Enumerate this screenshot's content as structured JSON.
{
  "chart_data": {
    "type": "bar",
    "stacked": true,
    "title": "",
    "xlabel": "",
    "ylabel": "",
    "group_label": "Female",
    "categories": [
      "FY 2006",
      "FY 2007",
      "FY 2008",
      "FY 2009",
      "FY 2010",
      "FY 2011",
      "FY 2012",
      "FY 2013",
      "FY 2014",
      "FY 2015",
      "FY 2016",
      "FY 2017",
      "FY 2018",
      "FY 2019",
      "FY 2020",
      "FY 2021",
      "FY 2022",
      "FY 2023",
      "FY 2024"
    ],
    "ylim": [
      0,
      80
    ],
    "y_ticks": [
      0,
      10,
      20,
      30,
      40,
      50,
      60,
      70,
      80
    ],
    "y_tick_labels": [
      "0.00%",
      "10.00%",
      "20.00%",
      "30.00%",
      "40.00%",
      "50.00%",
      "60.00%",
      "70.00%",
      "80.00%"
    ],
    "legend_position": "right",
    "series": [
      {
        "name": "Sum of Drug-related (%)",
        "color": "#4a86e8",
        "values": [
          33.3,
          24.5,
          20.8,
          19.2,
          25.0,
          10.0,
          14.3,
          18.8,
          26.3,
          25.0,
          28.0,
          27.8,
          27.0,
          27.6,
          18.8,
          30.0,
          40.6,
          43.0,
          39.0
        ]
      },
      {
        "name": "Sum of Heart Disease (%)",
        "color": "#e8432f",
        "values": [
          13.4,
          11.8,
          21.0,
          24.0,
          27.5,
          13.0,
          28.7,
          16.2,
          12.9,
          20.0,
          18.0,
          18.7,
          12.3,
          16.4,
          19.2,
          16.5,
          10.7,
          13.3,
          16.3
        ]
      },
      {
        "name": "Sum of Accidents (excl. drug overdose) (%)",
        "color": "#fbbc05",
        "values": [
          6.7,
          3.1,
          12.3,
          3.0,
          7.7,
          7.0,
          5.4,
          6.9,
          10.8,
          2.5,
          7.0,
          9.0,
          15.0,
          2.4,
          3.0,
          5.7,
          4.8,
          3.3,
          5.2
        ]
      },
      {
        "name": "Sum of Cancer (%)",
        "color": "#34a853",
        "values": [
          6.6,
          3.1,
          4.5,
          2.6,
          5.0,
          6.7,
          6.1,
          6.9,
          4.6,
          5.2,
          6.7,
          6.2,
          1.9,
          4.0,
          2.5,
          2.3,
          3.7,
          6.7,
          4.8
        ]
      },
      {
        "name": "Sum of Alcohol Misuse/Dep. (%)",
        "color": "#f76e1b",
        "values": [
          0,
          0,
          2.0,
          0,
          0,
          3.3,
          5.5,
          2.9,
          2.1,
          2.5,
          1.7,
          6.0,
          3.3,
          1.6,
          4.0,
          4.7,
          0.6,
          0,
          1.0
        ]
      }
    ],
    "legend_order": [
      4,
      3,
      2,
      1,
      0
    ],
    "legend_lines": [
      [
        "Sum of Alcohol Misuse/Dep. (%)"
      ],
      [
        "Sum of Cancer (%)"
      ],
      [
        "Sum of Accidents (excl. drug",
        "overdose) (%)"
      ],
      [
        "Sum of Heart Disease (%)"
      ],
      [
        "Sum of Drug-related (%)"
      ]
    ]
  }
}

..............................

● **WRITTEN REQUEST**
Return the lines of the records that include the string "color".

● **THE RESULT**
        "color": "#4a86e8",
        "color": "#e8432f",
        "color": "#fbbc05",
        "color": "#34a853",
        "color": "#f76e1b",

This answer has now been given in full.